■ **Source records**:
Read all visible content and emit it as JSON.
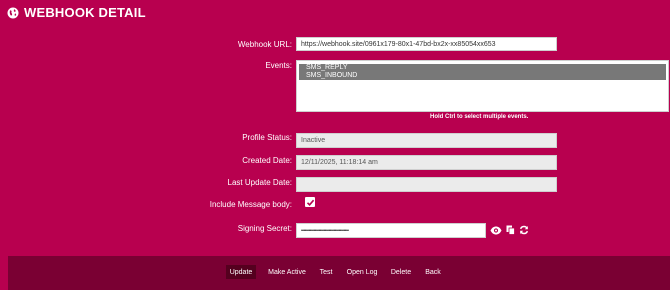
{
  "header": {
    "title": "WEBHOOK DETAIL",
    "icon": "globe-icon"
  },
  "form": {
    "webhook_url_label": "Webhook URL:",
    "webhook_url_value": "https://webhook.site/0961x179-80x1-47bd-bx2x-xx85054xx653",
    "events_label": "Events:",
    "events": [
      "SMS_REPLY",
      "SMS_INBOUND"
    ],
    "events_hint": "Hold Ctrl to select multiple events.",
    "profile_status_label": "Profile Status:",
    "profile_status_value": "Inactive",
    "created_date_label": "Created Date:",
    "created_date_value": "12/11/2025, 11:18:14 am",
    "last_update_label": "Last Update Date:",
    "last_update_value": "",
    "include_body_label": "Include Message body:",
    "include_body_checked": true,
    "signing_secret_label": "Signing Secret:",
    "signing_secret_value": "••••••••••••••••••••••••••••••••••••••"
  },
  "footer": {
    "update": "Update",
    "make_active": "Make Active",
    "test": "Test",
    "open_log": "Open Log",
    "delete": "Delete",
    "back": "Back"
  },
  "colors": {
    "background": "#b8004f",
    "footer": "#7a0033",
    "selected_option": "#787878"
  }
}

■ **What is needed**: Print out the whole of the material word for word, without pictures.

■ **Written solution**:
Read all visible content and emit it as JSON.
{
  "header": {
    "title": "WEBHOOK DETAIL",
    "icon": "globe-icon"
  },
  "form": {
    "webhook_url_label": "Webhook URL:",
    "webhook_url_value": "https://webhook.site/0961x179-80x1-47bd-bx2x-xx85054xx653",
    "events_label": "Events:",
    "events": [
      "SMS_REPLY",
      "SMS_INBOUND"
    ],
    "events_hint": "Hold Ctrl to select multiple events.",
    "profile_status_label": "Profile Status:",
    "profile_status_value": "Inactive",
    "created_date_label": "Created Date:",
    "created_date_value": "12/11/2025, 11:18:14 am",
    "last_update_label": "Last Update Date:",
    "last_update_value": "",
    "include_body_label": "Include Message body:",
    "include_body_checked": true,
    "signing_secret_label": "Signing Secret:",
    "signing_secret_value": "••••••••••••••••••••••••••••••••••••••"
  },
  "footer": {
    "update": "Update",
    "make_active": "Make Active",
    "test": "Test",
    "open_log": "Open Log",
    "delete": "Delete",
    "back": "Back"
  },
  "colors": {
    "background": "#b8004f",
    "footer": "#7a0033",
    "selected_option": "#787878"
  }
}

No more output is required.